[GOAL] Restate the data below word for word. Skip any images it contains.

[DATA RECORDS]
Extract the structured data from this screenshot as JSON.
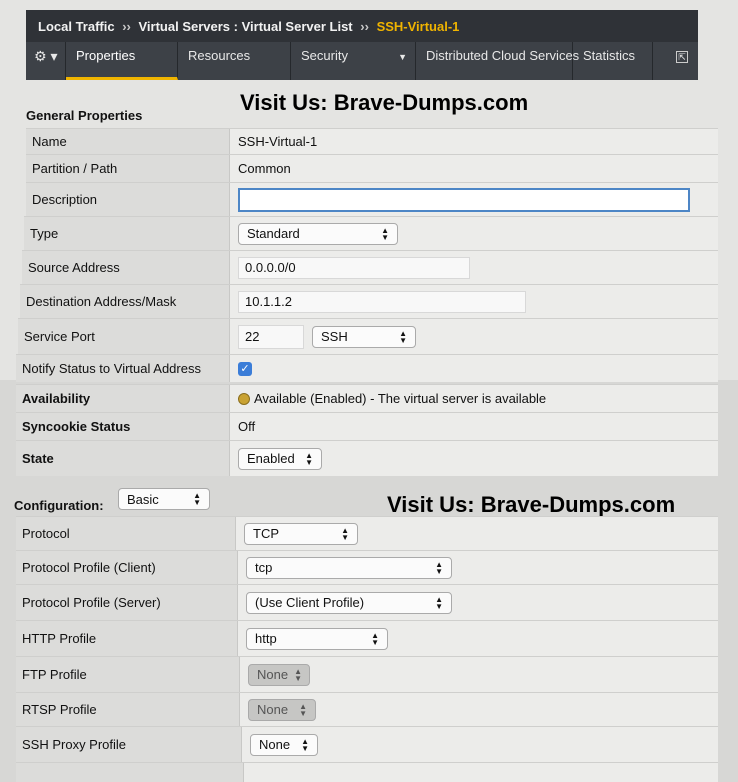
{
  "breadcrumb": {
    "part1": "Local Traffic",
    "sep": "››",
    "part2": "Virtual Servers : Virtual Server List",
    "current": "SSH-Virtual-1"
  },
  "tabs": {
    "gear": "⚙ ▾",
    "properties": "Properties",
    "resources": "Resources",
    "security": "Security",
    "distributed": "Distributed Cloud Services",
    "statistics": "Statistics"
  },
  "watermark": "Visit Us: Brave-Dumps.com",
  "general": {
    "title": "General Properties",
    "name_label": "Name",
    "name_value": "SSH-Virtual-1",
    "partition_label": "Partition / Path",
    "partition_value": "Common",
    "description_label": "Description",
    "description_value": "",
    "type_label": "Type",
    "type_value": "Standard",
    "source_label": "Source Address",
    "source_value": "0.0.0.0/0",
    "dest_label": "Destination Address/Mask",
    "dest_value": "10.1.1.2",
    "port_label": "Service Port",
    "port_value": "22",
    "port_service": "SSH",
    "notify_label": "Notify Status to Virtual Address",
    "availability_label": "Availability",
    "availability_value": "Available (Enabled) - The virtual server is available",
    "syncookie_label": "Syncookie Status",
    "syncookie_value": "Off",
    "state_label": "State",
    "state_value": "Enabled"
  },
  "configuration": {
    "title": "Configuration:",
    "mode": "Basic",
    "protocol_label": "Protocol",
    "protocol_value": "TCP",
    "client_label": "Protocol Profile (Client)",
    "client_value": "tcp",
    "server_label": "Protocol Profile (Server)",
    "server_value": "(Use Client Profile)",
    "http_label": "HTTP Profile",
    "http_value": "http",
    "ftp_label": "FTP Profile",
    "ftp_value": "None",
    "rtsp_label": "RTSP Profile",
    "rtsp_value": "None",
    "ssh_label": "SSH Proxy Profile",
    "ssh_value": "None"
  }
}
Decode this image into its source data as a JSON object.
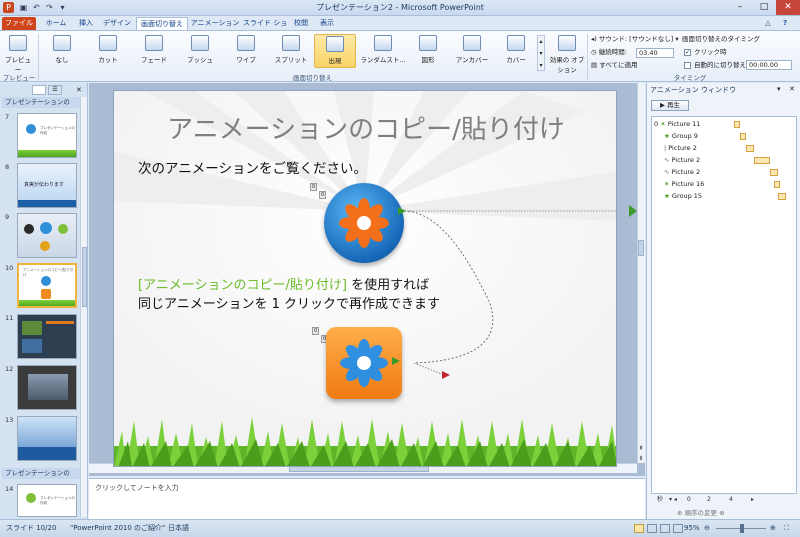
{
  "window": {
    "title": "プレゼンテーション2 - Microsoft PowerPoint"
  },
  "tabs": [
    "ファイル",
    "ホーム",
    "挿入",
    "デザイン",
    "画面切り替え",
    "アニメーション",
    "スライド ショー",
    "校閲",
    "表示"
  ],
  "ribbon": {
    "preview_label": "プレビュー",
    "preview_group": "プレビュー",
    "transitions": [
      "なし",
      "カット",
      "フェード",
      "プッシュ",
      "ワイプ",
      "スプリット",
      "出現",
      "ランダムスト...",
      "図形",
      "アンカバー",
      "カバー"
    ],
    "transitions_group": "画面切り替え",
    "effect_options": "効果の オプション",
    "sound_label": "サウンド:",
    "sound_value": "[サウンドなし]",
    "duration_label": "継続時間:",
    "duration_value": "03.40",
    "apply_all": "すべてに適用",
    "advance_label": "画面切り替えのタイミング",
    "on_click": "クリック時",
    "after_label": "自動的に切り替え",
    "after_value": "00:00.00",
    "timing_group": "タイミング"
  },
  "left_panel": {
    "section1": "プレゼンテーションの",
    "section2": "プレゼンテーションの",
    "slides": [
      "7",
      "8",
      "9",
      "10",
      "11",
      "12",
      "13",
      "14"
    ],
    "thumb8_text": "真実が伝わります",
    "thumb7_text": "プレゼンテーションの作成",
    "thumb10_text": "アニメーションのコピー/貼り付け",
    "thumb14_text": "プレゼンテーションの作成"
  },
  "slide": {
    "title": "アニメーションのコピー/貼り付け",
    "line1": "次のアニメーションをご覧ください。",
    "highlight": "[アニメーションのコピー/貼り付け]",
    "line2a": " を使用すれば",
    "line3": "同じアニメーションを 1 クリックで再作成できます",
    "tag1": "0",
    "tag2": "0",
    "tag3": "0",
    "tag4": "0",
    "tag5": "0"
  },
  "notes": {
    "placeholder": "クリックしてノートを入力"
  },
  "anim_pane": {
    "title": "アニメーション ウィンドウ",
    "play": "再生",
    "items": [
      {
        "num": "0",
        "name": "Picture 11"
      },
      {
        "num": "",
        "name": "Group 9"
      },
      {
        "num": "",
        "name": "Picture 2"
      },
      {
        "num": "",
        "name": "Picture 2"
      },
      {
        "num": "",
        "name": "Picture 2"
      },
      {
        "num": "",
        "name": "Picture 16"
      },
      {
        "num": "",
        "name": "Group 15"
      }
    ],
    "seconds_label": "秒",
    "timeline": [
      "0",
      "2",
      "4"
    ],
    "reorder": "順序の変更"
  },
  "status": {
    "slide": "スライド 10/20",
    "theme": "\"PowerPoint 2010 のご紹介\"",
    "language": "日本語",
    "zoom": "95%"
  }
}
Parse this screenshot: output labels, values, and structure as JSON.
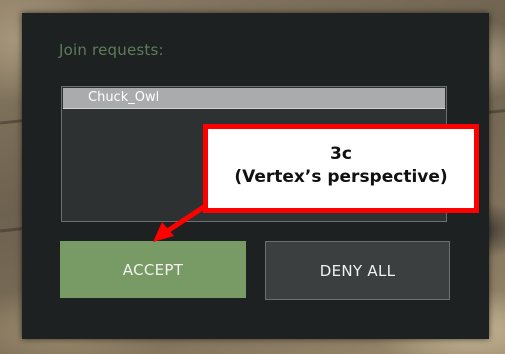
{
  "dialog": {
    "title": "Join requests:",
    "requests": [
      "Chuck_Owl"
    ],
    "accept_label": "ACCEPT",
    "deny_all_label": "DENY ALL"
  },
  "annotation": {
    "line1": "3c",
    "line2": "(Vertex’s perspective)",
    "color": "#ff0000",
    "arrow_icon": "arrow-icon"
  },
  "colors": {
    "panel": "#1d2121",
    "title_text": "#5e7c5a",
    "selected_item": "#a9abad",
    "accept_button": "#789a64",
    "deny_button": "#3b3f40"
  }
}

[RESULT OF THIS EXERCISE]
Extract the structured data from this screenshot as JSON.
{
  "breadcrumb": {
    "part1": "Local Traffic",
    "sep": "››",
    "part2": "Virtual Servers : Virtual Server List",
    "current": "SSH-Virtual-1"
  },
  "tabs": {
    "gear": "⚙ ▾",
    "properties": "Properties",
    "resources": "Resources",
    "security": "Security",
    "distributed": "Distributed Cloud Services",
    "statistics": "Statistics"
  },
  "watermark": "Visit Us: Brave-Dumps.com",
  "general": {
    "title": "General Properties",
    "name_label": "Name",
    "name_value": "SSH-Virtual-1",
    "partition_label": "Partition / Path",
    "partition_value": "Common",
    "description_label": "Description",
    "description_value": "",
    "type_label": "Type",
    "type_value": "Standard",
    "source_label": "Source Address",
    "source_value": "0.0.0.0/0",
    "dest_label": "Destination Address/Mask",
    "dest_value": "10.1.1.2",
    "port_label": "Service Port",
    "port_value": "22",
    "port_service": "SSH",
    "notify_label": "Notify Status to Virtual Address",
    "availability_label": "Availability",
    "availability_value": "Available (Enabled) - The virtual server is available",
    "syncookie_label": "Syncookie Status",
    "syncookie_value": "Off",
    "state_label": "State",
    "state_value": "Enabled"
  },
  "configuration": {
    "title": "Configuration:",
    "mode": "Basic",
    "protocol_label": "Protocol",
    "protocol_value": "TCP",
    "client_label": "Protocol Profile (Client)",
    "client_value": "tcp",
    "server_label": "Protocol Profile (Server)",
    "server_value": "(Use Client Profile)",
    "http_label": "HTTP Profile",
    "http_value": "http",
    "ftp_label": "FTP Profile",
    "ftp_value": "None",
    "rtsp_label": "RTSP Profile",
    "rtsp_value": "None",
    "ssh_label": "SSH Proxy Profile",
    "ssh_value": "None"
  }
}
Decode this image into its source data as a JSON object.
{
  "window": {
    "title": "プレゼンテーション2 - Microsoft PowerPoint"
  },
  "tabs": [
    "ファイル",
    "ホーム",
    "挿入",
    "デザイン",
    "画面切り替え",
    "アニメーション",
    "スライド ショー",
    "校閲",
    "表示"
  ],
  "ribbon": {
    "preview_label": "プレビュー",
    "preview_group": "プレビュー",
    "transitions": [
      "なし",
      "カット",
      "フェード",
      "プッシュ",
      "ワイプ",
      "スプリット",
      "出現",
      "ランダムスト...",
      "図形",
      "アンカバー",
      "カバー"
    ],
    "transitions_group": "画面切り替え",
    "effect_options": "効果の オプション",
    "sound_label": "サウンド:",
    "sound_value": "[サウンドなし]",
    "duration_label": "継続時間:",
    "duration_value": "03.40",
    "apply_all": "すべてに適用",
    "advance_label": "画面切り替えのタイミング",
    "on_click": "クリック時",
    "after_label": "自動的に切り替え",
    "after_value": "00:00.00",
    "timing_group": "タイミング"
  },
  "left_panel": {
    "section1": "プレゼンテーションの",
    "section2": "プレゼンテーションの",
    "slides": [
      "7",
      "8",
      "9",
      "10",
      "11",
      "12",
      "13",
      "14"
    ],
    "thumb8_text": "真実が伝わります",
    "thumb7_text": "プレゼンテーションの作成",
    "thumb10_text": "アニメーションのコピー/貼り付け",
    "thumb14_text": "プレゼンテーションの作成"
  },
  "slide": {
    "title": "アニメーションのコピー/貼り付け",
    "line1": "次のアニメーションをご覧ください。",
    "highlight": "[アニメーションのコピー/貼り付け]",
    "line2a": " を使用すれば",
    "line3": "同じアニメーションを 1 クリックで再作成できます",
    "tag1": "0",
    "tag2": "0",
    "tag3": "0",
    "tag4": "0",
    "tag5": "0"
  },
  "notes": {
    "placeholder": "クリックしてノートを入力"
  },
  "anim_pane": {
    "title": "アニメーション ウィンドウ",
    "play": "再生",
    "items": [
      {
        "num": "0",
        "name": "Picture 11"
      },
      {
        "num": "",
        "name": "Group 9"
      },
      {
        "num": "",
        "name": "Picture 2"
      },
      {
        "num": "",
        "name": "Picture 2"
      },
      {
        "num": "",
        "name": "Picture 2"
      },
      {
        "num": "",
        "name": "Picture 16"
      },
      {
        "num": "",
        "name": "Group 15"
      }
    ],
    "seconds_label": "秒",
    "timeline": [
      "0",
      "2",
      "4"
    ],
    "reorder": "順序の変更"
  },
  "status": {
    "slide": "スライド 10/20",
    "theme": "\"PowerPoint 2010 のご紹介\"",
    "language": "日本語",
    "zoom": "95%"
  }
}
Parse this screenshot: output labels, values, and structure as JSON.
{
  "dialog": {
    "title": "Join requests:",
    "requests": [
      "Chuck_Owl"
    ],
    "accept_label": "ACCEPT",
    "deny_all_label": "DENY ALL"
  },
  "annotation": {
    "line1": "3c",
    "line2": "(Vertex’s perspective)",
    "color": "#ff0000",
    "arrow_icon": "arrow-icon"
  },
  "colors": {
    "panel": "#1d2121",
    "title_text": "#5e7c5a",
    "selected_item": "#a9abad",
    "accept_button": "#789a64",
    "deny_button": "#3b3f40"
  }
}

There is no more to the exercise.